Material shown start

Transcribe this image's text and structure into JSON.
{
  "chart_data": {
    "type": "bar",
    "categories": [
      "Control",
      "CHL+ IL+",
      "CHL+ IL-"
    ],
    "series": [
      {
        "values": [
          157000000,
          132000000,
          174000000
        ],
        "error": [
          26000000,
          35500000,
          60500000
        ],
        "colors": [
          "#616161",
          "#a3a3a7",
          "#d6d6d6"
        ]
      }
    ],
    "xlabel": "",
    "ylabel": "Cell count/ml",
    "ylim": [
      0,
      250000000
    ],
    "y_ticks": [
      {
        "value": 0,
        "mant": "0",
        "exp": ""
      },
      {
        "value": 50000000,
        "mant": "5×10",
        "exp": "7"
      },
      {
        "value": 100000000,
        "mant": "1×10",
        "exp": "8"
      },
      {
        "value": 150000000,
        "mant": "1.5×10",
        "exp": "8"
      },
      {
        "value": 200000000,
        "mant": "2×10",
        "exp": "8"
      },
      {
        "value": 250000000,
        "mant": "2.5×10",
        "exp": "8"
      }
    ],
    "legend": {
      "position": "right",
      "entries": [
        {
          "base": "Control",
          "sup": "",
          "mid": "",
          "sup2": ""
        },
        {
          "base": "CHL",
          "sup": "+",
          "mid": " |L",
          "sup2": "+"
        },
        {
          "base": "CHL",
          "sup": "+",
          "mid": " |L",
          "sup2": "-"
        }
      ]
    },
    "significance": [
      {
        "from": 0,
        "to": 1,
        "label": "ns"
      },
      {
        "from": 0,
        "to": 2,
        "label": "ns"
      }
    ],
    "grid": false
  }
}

Material shown end

__Do this__
Each line of the material above must be retyped precisely.

__Output of the task__
Transcribe this image's text and structure into JSON.
{
  "chart_data": {
    "type": "bar",
    "categories": [
      "Control",
      "CHL+ IL+",
      "CHL+ IL-"
    ],
    "series": [
      {
        "values": [
          157000000,
          132000000,
          174000000
        ],
        "error": [
          26000000,
          35500000,
          60500000
        ],
        "colors": [
          "#616161",
          "#a3a3a7",
          "#d6d6d6"
        ]
      }
    ],
    "xlabel": "",
    "ylabel": "Cell count/ml",
    "ylim": [
      0,
      250000000
    ],
    "y_ticks": [
      {
        "value": 0,
        "mant": "0",
        "exp": ""
      },
      {
        "value": 50000000,
        "mant": "5×10",
        "exp": "7"
      },
      {
        "value": 100000000,
        "mant": "1×10",
        "exp": "8"
      },
      {
        "value": 150000000,
        "mant": "1.5×10",
        "exp": "8"
      },
      {
        "value": 200000000,
        "mant": "2×10",
        "exp": "8"
      },
      {
        "value": 250000000,
        "mant": "2.5×10",
        "exp": "8"
      }
    ],
    "legend": {
      "position": "right",
      "entries": [
        {
          "base": "Control",
          "sup": "",
          "mid": "",
          "sup2": ""
        },
        {
          "base": "CHL",
          "sup": "+",
          "mid": " |L",
          "sup2": "+"
        },
        {
          "base": "CHL",
          "sup": "+",
          "mid": " |L",
          "sup2": "-"
        }
      ]
    },
    "significance": [
      {
        "from": 0,
        "to": 1,
        "label": "ns"
      },
      {
        "from": 0,
        "to": 2,
        "label": "ns"
      }
    ],
    "grid": false
  }
}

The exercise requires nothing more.